_GIVEN DATA_
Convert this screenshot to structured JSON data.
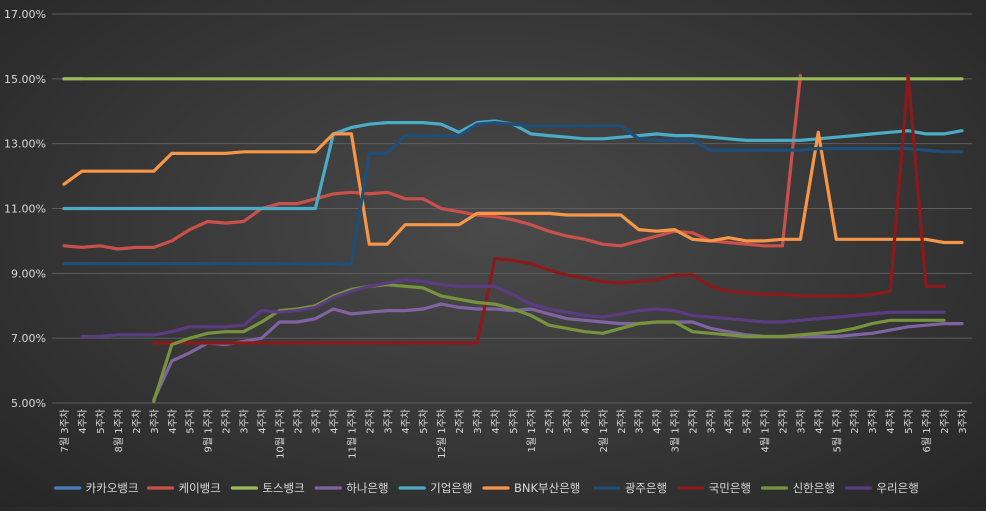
{
  "chart_data": {
    "type": "line",
    "title": "",
    "xlabel": "",
    "ylabel": "",
    "ylim": [
      5,
      17
    ],
    "yticks": [
      "5.00%",
      "7.00%",
      "9.00%",
      "11.00%",
      "13.00%",
      "15.00%",
      "17.00%"
    ],
    "grid": "horizontal",
    "legend": "bottom",
    "x": [
      "7월 3주차",
      "4주차",
      "5주차",
      "8월 1주차",
      "2주차",
      "3주차",
      "4주차",
      "5주차",
      "9월 1주차",
      "2주차",
      "3주차",
      "4주차",
      "10월 1주차",
      "2주차",
      "3주차",
      "4주차",
      "11월 1주차",
      "2주차",
      "3주차",
      "4주차",
      "5주차",
      "12월 1주차",
      "2주차",
      "3주차",
      "4주차",
      "5주차",
      "1월 1주차",
      "2주차",
      "3주차",
      "4주차",
      "2월 1주차",
      "2주차",
      "3주차",
      "4주차",
      "3월 1주차",
      "2주차",
      "3주차",
      "4주차",
      "5주차",
      "4월 1주차",
      "2주차",
      "3주차",
      "4주차",
      "5월 1주차",
      "2주차",
      "3주차",
      "4주차",
      "5주차",
      "6월 1주차",
      "2주차",
      "3주차"
    ],
    "series": [
      {
        "name": "카카오뱅크",
        "color": "#4a7fbf",
        "values": [
          15,
          15,
          null,
          null,
          null,
          null,
          null,
          null,
          null,
          null,
          null,
          null,
          null,
          null,
          null,
          null,
          null,
          null,
          null,
          null,
          null,
          null,
          null,
          null,
          null,
          null,
          null,
          null,
          null,
          null,
          null,
          null,
          null,
          null,
          null,
          null,
          null,
          null,
          null,
          null,
          null,
          null,
          null,
          null,
          null,
          null,
          null,
          null,
          null,
          null,
          null
        ]
      },
      {
        "name": "케이뱅크",
        "color": "#c9504b",
        "values": [
          9.85,
          9.8,
          9.85,
          9.75,
          9.8,
          9.8,
          10.0,
          10.35,
          10.6,
          10.55,
          10.6,
          11.0,
          11.15,
          11.15,
          11.3,
          11.45,
          11.5,
          11.45,
          11.5,
          11.3,
          11.3,
          11.0,
          10.9,
          10.8,
          10.75,
          10.65,
          10.5,
          10.3,
          10.15,
          10.05,
          9.9,
          9.85,
          10.0,
          10.15,
          10.3,
          10.25,
          10.0,
          9.95,
          9.9,
          9.85,
          9.85,
          15.1,
          null,
          null,
          null,
          null,
          null,
          null,
          null,
          null,
          null
        ]
      },
      {
        "name": "토스뱅크",
        "color": "#9bbb59",
        "values": [
          15,
          15,
          15,
          15,
          15,
          15,
          15,
          15,
          15,
          15,
          15,
          15,
          15,
          15,
          15,
          15,
          15,
          15,
          15,
          15,
          15,
          15,
          15,
          15,
          15,
          15,
          15,
          15,
          15,
          15,
          15,
          15,
          15,
          15,
          15,
          15,
          15,
          15,
          15,
          15,
          15,
          15,
          15,
          15,
          15,
          15,
          15,
          15,
          15,
          15,
          15
        ]
      },
      {
        "name": "하나은행",
        "color": "#8064a2",
        "values": [
          null,
          null,
          null,
          null,
          null,
          5.1,
          6.3,
          6.55,
          6.85,
          6.8,
          6.9,
          7.0,
          7.5,
          7.5,
          7.6,
          7.9,
          7.75,
          7.8,
          7.85,
          7.85,
          7.9,
          8.05,
          7.95,
          7.9,
          7.9,
          7.85,
          7.9,
          7.75,
          7.6,
          7.55,
          7.5,
          7.45,
          7.45,
          7.5,
          7.5,
          7.5,
          7.3,
          7.2,
          7.1,
          7.05,
          7.05,
          7.05,
          7.05,
          7.05,
          7.1,
          7.15,
          7.25,
          7.35,
          7.4,
          7.45,
          7.45
        ]
      },
      {
        "name": "기업은행",
        "color": "#4bacc6",
        "values": [
          11.0,
          11.0,
          11.0,
          11.0,
          11.0,
          11.0,
          11.0,
          11.0,
          11.0,
          11.0,
          11.0,
          11.0,
          11.0,
          11.0,
          11.0,
          13.3,
          13.5,
          13.6,
          13.65,
          13.65,
          13.65,
          13.6,
          13.35,
          13.65,
          13.7,
          13.6,
          13.3,
          13.25,
          13.2,
          13.15,
          13.15,
          13.2,
          13.25,
          13.3,
          13.25,
          13.25,
          13.2,
          13.15,
          13.1,
          13.1,
          13.1,
          13.1,
          13.15,
          13.2,
          13.25,
          13.3,
          13.35,
          13.4,
          13.3,
          13.3,
          13.4
        ]
      },
      {
        "name": "BNK부산은행",
        "color": "#f79646",
        "values": [
          11.75,
          12.15,
          12.15,
          12.15,
          12.15,
          12.15,
          12.7,
          12.7,
          12.7,
          12.7,
          12.75,
          12.75,
          12.75,
          12.75,
          12.75,
          13.3,
          13.3,
          9.9,
          9.9,
          10.5,
          10.5,
          10.5,
          10.5,
          10.85,
          10.85,
          10.85,
          10.85,
          10.85,
          10.8,
          10.8,
          10.8,
          10.8,
          10.35,
          10.3,
          10.35,
          10.05,
          10.0,
          10.1,
          10.0,
          10.0,
          10.05,
          10.05,
          13.35,
          10.05,
          10.05,
          10.05,
          10.05,
          10.05,
          10.05,
          9.95,
          9.95
        ]
      },
      {
        "name": "광주은행",
        "color": "#1f4e79",
        "values": [
          9.3,
          9.3,
          9.3,
          9.3,
          9.3,
          9.3,
          9.3,
          9.3,
          9.3,
          9.3,
          9.3,
          9.3,
          9.3,
          9.3,
          9.3,
          9.3,
          9.3,
          12.7,
          12.7,
          13.25,
          13.25,
          13.25,
          13.25,
          13.6,
          13.65,
          13.6,
          13.55,
          13.55,
          13.55,
          13.55,
          13.55,
          13.55,
          13.15,
          13.1,
          13.1,
          13.1,
          12.8,
          12.8,
          12.8,
          12.8,
          12.8,
          12.8,
          12.85,
          12.85,
          12.85,
          12.85,
          12.85,
          12.85,
          12.8,
          12.75,
          12.75
        ]
      },
      {
        "name": "국민은행",
        "color": "#8b1a1a",
        "values": [
          null,
          null,
          null,
          null,
          null,
          6.85,
          6.85,
          6.85,
          6.85,
          6.85,
          6.85,
          6.85,
          6.85,
          6.85,
          6.85,
          6.85,
          6.85,
          6.85,
          6.85,
          6.85,
          6.85,
          6.85,
          6.85,
          6.85,
          9.45,
          9.4,
          9.3,
          9.1,
          8.95,
          8.85,
          8.75,
          8.7,
          8.75,
          8.8,
          8.95,
          8.95,
          8.6,
          8.45,
          8.4,
          8.35,
          8.35,
          8.3,
          8.3,
          8.3,
          8.3,
          8.35,
          8.45,
          15.1,
          8.6,
          8.6,
          null
        ]
      },
      {
        "name": "신한은행",
        "color": "#77933c",
        "values": [
          null,
          null,
          null,
          null,
          null,
          5.05,
          6.8,
          7.0,
          7.15,
          7.2,
          7.2,
          7.5,
          7.85,
          7.9,
          8.0,
          8.3,
          8.5,
          8.6,
          8.65,
          8.6,
          8.55,
          8.3,
          8.2,
          8.1,
          8.05,
          7.9,
          7.7,
          7.4,
          7.3,
          7.2,
          7.15,
          7.3,
          7.45,
          7.5,
          7.5,
          7.2,
          7.15,
          7.1,
          7.05,
          7.05,
          7.05,
          7.1,
          7.15,
          7.2,
          7.3,
          7.45,
          7.55,
          7.55,
          7.55,
          7.55,
          null
        ]
      },
      {
        "name": "우리은행",
        "color": "#5b3c82",
        "values": [
          null,
          7.05,
          7.05,
          7.1,
          7.1,
          7.1,
          7.2,
          7.35,
          7.35,
          7.35,
          7.4,
          7.85,
          7.8,
          7.85,
          7.95,
          8.25,
          8.45,
          8.6,
          8.7,
          8.8,
          8.75,
          8.65,
          8.6,
          8.6,
          8.6,
          8.35,
          8.05,
          7.9,
          7.8,
          7.7,
          7.65,
          7.75,
          7.85,
          7.9,
          7.85,
          7.7,
          7.65,
          7.6,
          7.55,
          7.5,
          7.5,
          7.55,
          7.6,
          7.65,
          7.7,
          7.75,
          7.8,
          7.8,
          7.8,
          7.8,
          null
        ]
      }
    ]
  }
}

_REQUIREMENTS_
Say how many lines in this material hold "color", and say nothing else.

_WRITTEN SOLUTION_
10